- [WHAT YOU WILL DO]: Every line below that mentions the word "name" should be copied out.
====== STORED RECORDS
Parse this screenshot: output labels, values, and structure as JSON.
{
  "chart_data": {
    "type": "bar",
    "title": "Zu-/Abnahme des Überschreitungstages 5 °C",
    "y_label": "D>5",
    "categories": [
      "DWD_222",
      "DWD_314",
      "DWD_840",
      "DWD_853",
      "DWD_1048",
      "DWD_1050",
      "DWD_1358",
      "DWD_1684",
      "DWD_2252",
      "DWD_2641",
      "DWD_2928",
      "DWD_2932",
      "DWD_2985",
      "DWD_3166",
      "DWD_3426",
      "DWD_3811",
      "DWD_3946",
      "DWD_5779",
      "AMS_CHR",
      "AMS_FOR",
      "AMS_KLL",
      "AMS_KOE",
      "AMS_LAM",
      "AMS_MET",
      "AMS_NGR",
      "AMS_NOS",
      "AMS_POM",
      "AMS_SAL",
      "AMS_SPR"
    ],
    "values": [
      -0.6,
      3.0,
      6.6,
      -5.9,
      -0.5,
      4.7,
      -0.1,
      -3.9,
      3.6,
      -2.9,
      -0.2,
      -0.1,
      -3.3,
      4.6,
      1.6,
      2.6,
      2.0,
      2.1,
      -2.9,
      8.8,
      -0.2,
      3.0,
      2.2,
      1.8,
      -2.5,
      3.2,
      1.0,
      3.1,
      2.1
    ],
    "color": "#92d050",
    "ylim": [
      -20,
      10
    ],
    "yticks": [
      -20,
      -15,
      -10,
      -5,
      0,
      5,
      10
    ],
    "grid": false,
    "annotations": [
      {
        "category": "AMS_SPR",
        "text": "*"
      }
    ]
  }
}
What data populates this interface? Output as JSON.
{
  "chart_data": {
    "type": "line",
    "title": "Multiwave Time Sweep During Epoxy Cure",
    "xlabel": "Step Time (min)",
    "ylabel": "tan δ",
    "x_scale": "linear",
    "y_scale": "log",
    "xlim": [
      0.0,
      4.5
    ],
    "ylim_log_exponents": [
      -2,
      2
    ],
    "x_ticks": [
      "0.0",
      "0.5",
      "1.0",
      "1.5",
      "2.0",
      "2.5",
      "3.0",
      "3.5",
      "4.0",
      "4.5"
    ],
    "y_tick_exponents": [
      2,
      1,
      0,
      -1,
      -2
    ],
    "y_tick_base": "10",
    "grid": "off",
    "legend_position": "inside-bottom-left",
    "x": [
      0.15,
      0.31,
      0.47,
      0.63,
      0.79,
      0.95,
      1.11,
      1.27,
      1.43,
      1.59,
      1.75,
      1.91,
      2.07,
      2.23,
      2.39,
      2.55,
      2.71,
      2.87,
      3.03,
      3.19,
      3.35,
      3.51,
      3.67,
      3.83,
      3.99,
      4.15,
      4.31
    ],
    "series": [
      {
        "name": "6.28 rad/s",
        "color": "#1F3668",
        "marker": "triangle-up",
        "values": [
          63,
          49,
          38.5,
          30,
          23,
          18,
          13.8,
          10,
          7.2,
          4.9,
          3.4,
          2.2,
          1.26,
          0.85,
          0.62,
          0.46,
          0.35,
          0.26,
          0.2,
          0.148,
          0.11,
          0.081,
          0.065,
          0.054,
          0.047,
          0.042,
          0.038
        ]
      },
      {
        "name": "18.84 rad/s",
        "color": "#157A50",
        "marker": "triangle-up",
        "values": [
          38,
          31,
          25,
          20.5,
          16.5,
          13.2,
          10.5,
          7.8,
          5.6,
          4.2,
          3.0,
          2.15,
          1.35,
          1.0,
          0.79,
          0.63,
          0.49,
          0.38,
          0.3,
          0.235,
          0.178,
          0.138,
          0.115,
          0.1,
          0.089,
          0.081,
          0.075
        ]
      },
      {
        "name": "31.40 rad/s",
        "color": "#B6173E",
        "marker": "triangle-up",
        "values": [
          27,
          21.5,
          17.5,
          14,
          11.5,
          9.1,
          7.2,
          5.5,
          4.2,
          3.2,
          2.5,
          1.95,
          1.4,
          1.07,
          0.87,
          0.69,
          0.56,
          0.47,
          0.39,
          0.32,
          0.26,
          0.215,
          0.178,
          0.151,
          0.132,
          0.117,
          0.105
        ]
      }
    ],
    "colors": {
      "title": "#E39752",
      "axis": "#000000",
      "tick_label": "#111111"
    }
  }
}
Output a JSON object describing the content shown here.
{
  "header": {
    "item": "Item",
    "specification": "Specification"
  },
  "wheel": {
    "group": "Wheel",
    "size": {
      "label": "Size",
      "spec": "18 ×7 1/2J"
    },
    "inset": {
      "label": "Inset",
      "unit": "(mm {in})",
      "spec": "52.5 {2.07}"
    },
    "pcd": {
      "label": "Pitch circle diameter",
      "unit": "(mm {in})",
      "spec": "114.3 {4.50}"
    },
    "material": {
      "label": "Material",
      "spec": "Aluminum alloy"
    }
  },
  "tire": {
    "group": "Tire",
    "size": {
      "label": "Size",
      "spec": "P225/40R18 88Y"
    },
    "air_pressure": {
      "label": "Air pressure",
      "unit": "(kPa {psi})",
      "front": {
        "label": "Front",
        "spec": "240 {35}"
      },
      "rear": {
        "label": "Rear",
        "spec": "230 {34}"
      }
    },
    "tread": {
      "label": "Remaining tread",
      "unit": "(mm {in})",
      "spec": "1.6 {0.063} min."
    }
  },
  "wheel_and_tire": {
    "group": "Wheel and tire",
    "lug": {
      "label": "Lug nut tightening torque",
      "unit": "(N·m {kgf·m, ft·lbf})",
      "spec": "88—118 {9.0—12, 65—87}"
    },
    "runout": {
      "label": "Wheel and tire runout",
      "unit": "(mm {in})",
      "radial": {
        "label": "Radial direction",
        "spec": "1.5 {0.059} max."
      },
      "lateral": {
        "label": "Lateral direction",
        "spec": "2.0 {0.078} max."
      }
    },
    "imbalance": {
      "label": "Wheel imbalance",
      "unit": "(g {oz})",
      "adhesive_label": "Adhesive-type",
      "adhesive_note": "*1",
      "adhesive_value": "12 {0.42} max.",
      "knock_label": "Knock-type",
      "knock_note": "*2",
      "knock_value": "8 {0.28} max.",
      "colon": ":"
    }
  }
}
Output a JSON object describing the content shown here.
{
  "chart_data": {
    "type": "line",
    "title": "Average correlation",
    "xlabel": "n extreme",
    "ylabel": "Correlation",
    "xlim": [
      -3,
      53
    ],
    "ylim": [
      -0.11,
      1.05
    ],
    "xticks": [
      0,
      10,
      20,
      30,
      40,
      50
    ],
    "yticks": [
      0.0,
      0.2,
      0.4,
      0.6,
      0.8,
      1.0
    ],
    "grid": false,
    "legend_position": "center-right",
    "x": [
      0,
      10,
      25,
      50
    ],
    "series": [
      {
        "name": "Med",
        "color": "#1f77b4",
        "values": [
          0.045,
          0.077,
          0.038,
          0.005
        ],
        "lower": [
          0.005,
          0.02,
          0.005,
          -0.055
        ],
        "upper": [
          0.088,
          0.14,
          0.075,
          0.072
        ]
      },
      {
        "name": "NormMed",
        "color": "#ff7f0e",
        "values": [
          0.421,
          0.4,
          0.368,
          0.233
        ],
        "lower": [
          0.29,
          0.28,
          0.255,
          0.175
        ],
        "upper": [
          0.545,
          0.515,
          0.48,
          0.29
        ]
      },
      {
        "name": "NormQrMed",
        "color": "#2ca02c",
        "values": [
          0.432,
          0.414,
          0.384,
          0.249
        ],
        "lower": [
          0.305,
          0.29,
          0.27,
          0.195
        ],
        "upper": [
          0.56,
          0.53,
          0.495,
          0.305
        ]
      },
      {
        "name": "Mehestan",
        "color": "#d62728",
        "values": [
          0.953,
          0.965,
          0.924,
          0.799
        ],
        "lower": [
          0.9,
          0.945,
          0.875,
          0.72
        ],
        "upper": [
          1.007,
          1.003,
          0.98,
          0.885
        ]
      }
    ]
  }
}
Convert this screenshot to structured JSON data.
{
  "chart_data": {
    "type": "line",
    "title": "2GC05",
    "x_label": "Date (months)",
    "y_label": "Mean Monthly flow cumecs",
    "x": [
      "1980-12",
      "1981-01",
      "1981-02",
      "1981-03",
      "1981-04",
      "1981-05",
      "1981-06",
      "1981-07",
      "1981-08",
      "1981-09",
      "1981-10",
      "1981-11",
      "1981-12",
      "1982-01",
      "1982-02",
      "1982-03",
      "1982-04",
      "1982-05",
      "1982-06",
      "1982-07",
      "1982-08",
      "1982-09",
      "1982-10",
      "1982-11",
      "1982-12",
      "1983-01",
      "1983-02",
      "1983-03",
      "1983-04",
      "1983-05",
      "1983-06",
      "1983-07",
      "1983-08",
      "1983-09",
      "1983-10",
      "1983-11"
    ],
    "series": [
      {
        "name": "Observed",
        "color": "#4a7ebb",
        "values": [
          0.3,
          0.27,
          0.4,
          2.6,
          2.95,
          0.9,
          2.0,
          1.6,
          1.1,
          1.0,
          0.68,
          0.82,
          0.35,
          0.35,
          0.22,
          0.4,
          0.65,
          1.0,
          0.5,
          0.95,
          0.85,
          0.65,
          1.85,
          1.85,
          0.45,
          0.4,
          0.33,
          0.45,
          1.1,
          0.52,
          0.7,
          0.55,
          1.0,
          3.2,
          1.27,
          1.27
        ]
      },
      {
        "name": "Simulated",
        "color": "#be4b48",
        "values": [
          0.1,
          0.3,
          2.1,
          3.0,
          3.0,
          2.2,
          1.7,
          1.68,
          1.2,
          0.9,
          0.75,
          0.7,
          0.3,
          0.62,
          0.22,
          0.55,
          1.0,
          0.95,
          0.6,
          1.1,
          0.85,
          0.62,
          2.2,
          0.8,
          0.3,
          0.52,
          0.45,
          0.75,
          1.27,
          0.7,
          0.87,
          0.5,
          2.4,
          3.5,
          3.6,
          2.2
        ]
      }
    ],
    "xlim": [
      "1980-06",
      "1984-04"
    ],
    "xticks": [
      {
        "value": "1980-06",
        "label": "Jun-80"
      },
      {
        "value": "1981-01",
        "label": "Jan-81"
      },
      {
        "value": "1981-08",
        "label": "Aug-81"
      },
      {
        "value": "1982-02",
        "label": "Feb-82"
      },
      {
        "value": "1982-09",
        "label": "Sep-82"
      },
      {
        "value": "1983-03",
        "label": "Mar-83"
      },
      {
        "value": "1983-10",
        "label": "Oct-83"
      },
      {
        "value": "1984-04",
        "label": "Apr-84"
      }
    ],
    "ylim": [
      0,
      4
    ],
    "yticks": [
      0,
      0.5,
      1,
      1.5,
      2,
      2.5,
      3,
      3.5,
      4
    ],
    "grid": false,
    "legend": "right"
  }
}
============
- [WRITTEN RESPONSE]:
        "name": "6.28 rad/s",
        "name": "18.84 rad/s",
        "name": "31.40 rad/s",
        "name": "Med",
        "name": "NormMed",
        "name": "NormQrMed",
        "name": "Mehestan",
        "name": "Observed",
        "name": "Simulated",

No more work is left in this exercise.